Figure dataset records
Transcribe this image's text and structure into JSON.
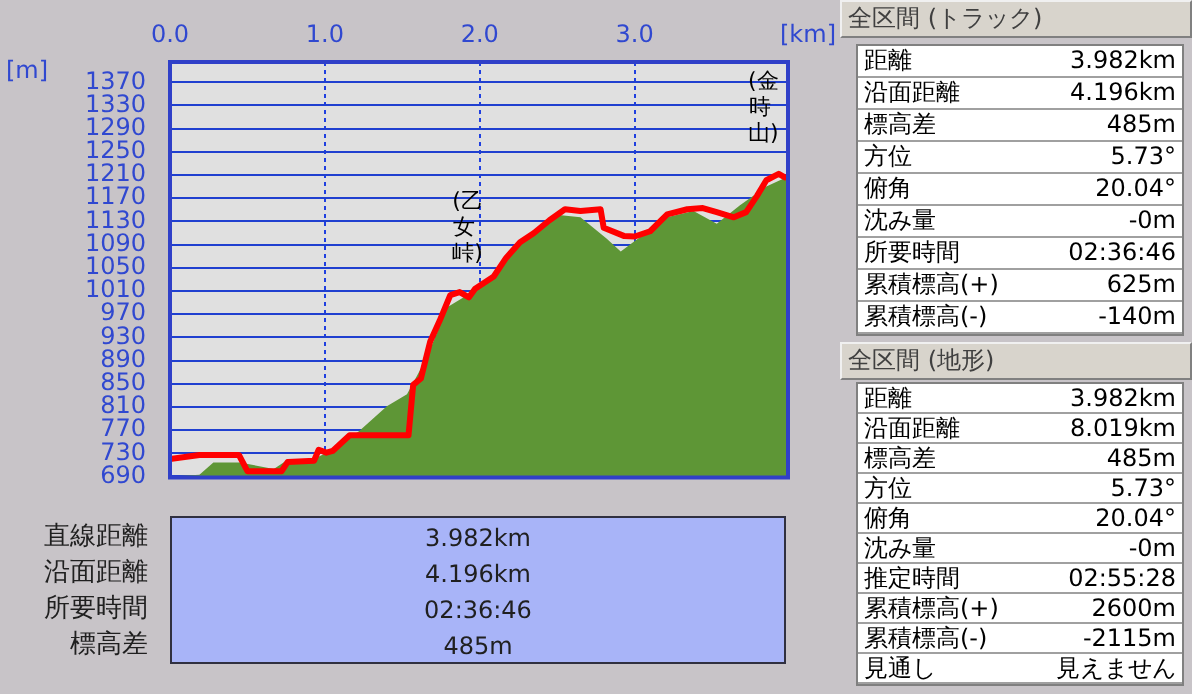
{
  "chart_data": [
    {
      "type": "line",
      "xlabel": "[km]",
      "ylabel": "[m]",
      "xlim": [
        0,
        3.99
      ],
      "xticks": [
        {
          "value": 0,
          "label": "0.0"
        },
        {
          "value": 1,
          "label": "1.0"
        },
        {
          "value": 2,
          "label": "2.0"
        },
        {
          "value": 3,
          "label": "3.0"
        }
      ],
      "ylim": [
        688,
        1405
      ],
      "yticks": [
        690,
        730,
        770,
        810,
        850,
        890,
        930,
        970,
        1010,
        1050,
        1090,
        1130,
        1170,
        1210,
        1250,
        1290,
        1330,
        1370
      ],
      "grid": true,
      "legend": false,
      "marker": "none",
      "series": [
        {
          "type": "area",
          "color": "#5e9636",
          "x": [
            0,
            0.19,
            0.28,
            0.45,
            0.67,
            0.75,
            0.93,
            1.01,
            1.22,
            1.4,
            1.53,
            1.66,
            1.79,
            1.92,
            2.09,
            2.26,
            2.48,
            2.65,
            2.82,
            2.91,
            2.99,
            3.21,
            3.38,
            3.53,
            3.68,
            3.85,
            3.98
          ],
          "values": [
            690,
            693,
            714,
            714,
            703,
            717,
            720,
            731,
            768,
            811,
            832,
            896,
            982,
            1003,
            1035,
            1094,
            1142,
            1137,
            1100,
            1078,
            1094,
            1137,
            1148,
            1126,
            1158,
            1190,
            1206
          ]
        },
        {
          "type": "line",
          "color": "#ff0000",
          "line_style": "solid",
          "x": [
            0,
            0.19,
            0.445,
            0.5,
            0.72,
            0.76,
            0.93,
            0.96,
            1.01,
            1.05,
            1.16,
            1.54,
            1.57,
            1.62,
            1.68,
            1.74,
            1.81,
            1.87,
            1.93,
            1.97,
            2.09,
            2.17,
            2.26,
            2.35,
            2.45,
            2.55,
            2.65,
            2.78,
            2.8,
            2.93,
            3,
            3.1,
            3.21,
            3.34,
            3.44,
            3.53,
            3.64,
            3.72,
            3.79,
            3.85,
            3.93,
            3.97
          ],
          "values": [
            720,
            727,
            727,
            699,
            699,
            715,
            717,
            736,
            731,
            734,
            761,
            761,
            848,
            859,
            923,
            958,
            1003,
            1008,
            999,
            1014,
            1035,
            1067,
            1094,
            1110,
            1132,
            1151,
            1148,
            1151,
            1119,
            1105,
            1104,
            1113,
            1142,
            1151,
            1153,
            1146,
            1137,
            1146,
            1174,
            1201,
            1212,
            1206
          ]
        }
      ],
      "annotations": [
        {
          "text": "(乙女峠)",
          "x": 1.9,
          "y": 1005
        },
        {
          "text": "(金時山)",
          "x": 3.93,
          "y": 1212
        }
      ]
    },
    {
      "type": "other",
      "categories": [
        "直線距離",
        "沿面距離",
        "所要時間",
        "標高差"
      ],
      "value_labels": [
        "3.982km",
        "4.196km",
        "02:36:46",
        "485m"
      ]
    },
    {
      "type": "other",
      "title": "全区間 (トラック)",
      "categories": [
        "距離",
        "沿面距離",
        "標高差",
        "方位",
        "俯角",
        "沈み量",
        "所要時間",
        "累積標高(+)",
        "累積標高(-)"
      ],
      "value_labels": [
        "3.982km",
        "4.196km",
        "485m",
        "5.73°",
        "20.04°",
        "-0m",
        "02:36:46",
        "625m",
        "-140m"
      ]
    },
    {
      "type": "other",
      "title": "全区間 (地形)",
      "categories": [
        "距離",
        "沿面距離",
        "標高差",
        "方位",
        "俯角",
        "沈み量",
        "推定時間",
        "累積標高(+)",
        "累積標高(-)",
        "見通し"
      ],
      "value_labels": [
        "3.982km",
        "8.019km",
        "485m",
        "5.73°",
        "20.04°",
        "-0m",
        "02:55:28",
        "2600m",
        "-2115m",
        "見えません"
      ]
    }
  ]
}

» **Task description**
Can you restate all the records above word for word while dropping the pictures?

» **Response to the task**
Transcribe this image's text and structure into JSON.
{
  "chart_data": [
    {
      "type": "line",
      "xlabel": "[km]",
      "ylabel": "[m]",
      "xlim": [
        0,
        3.99
      ],
      "xticks": [
        {
          "value": 0,
          "label": "0.0"
        },
        {
          "value": 1,
          "label": "1.0"
        },
        {
          "value": 2,
          "label": "2.0"
        },
        {
          "value": 3,
          "label": "3.0"
        }
      ],
      "ylim": [
        688,
        1405
      ],
      "yticks": [
        690,
        730,
        770,
        810,
        850,
        890,
        930,
        970,
        1010,
        1050,
        1090,
        1130,
        1170,
        1210,
        1250,
        1290,
        1330,
        1370
      ],
      "grid": true,
      "legend": false,
      "marker": "none",
      "series": [
        {
          "type": "area",
          "color": "#5e9636",
          "x": [
            0,
            0.19,
            0.28,
            0.45,
            0.67,
            0.75,
            0.93,
            1.01,
            1.22,
            1.4,
            1.53,
            1.66,
            1.79,
            1.92,
            2.09,
            2.26,
            2.48,
            2.65,
            2.82,
            2.91,
            2.99,
            3.21,
            3.38,
            3.53,
            3.68,
            3.85,
            3.98
          ],
          "values": [
            690,
            693,
            714,
            714,
            703,
            717,
            720,
            731,
            768,
            811,
            832,
            896,
            982,
            1003,
            1035,
            1094,
            1142,
            1137,
            1100,
            1078,
            1094,
            1137,
            1148,
            1126,
            1158,
            1190,
            1206
          ]
        },
        {
          "type": "line",
          "color": "#ff0000",
          "line_style": "solid",
          "x": [
            0,
            0.19,
            0.445,
            0.5,
            0.72,
            0.76,
            0.93,
            0.96,
            1.01,
            1.05,
            1.16,
            1.54,
            1.57,
            1.62,
            1.68,
            1.74,
            1.81,
            1.87,
            1.93,
            1.97,
            2.09,
            2.17,
            2.26,
            2.35,
            2.45,
            2.55,
            2.65,
            2.78,
            2.8,
            2.93,
            3,
            3.1,
            3.21,
            3.34,
            3.44,
            3.53,
            3.64,
            3.72,
            3.79,
            3.85,
            3.93,
            3.97
          ],
          "values": [
            720,
            727,
            727,
            699,
            699,
            715,
            717,
            736,
            731,
            734,
            761,
            761,
            848,
            859,
            923,
            958,
            1003,
            1008,
            999,
            1014,
            1035,
            1067,
            1094,
            1110,
            1132,
            1151,
            1148,
            1151,
            1119,
            1105,
            1104,
            1113,
            1142,
            1151,
            1153,
            1146,
            1137,
            1146,
            1174,
            1201,
            1212,
            1206
          ]
        }
      ],
      "annotations": [
        {
          "text": "(乙女峠)",
          "x": 1.9,
          "y": 1005
        },
        {
          "text": "(金時山)",
          "x": 3.93,
          "y": 1212
        }
      ]
    },
    {
      "type": "other",
      "categories": [
        "直線距離",
        "沿面距離",
        "所要時間",
        "標高差"
      ],
      "value_labels": [
        "3.982km",
        "4.196km",
        "02:36:46",
        "485m"
      ]
    },
    {
      "type": "other",
      "title": "全区間 (トラック)",
      "categories": [
        "距離",
        "沿面距離",
        "標高差",
        "方位",
        "俯角",
        "沈み量",
        "所要時間",
        "累積標高(+)",
        "累積標高(-)"
      ],
      "value_labels": [
        "3.982km",
        "4.196km",
        "485m",
        "5.73°",
        "20.04°",
        "-0m",
        "02:36:46",
        "625m",
        "-140m"
      ]
    },
    {
      "type": "other",
      "title": "全区間 (地形)",
      "categories": [
        "距離",
        "沿面距離",
        "標高差",
        "方位",
        "俯角",
        "沈み量",
        "推定時間",
        "累積標高(+)",
        "累積標高(-)",
        "見通し"
      ],
      "value_labels": [
        "3.982km",
        "8.019km",
        "485m",
        "5.73°",
        "20.04°",
        "-0m",
        "02:55:28",
        "2600m",
        "-2115m",
        "見えません"
      ]
    }
  ]
}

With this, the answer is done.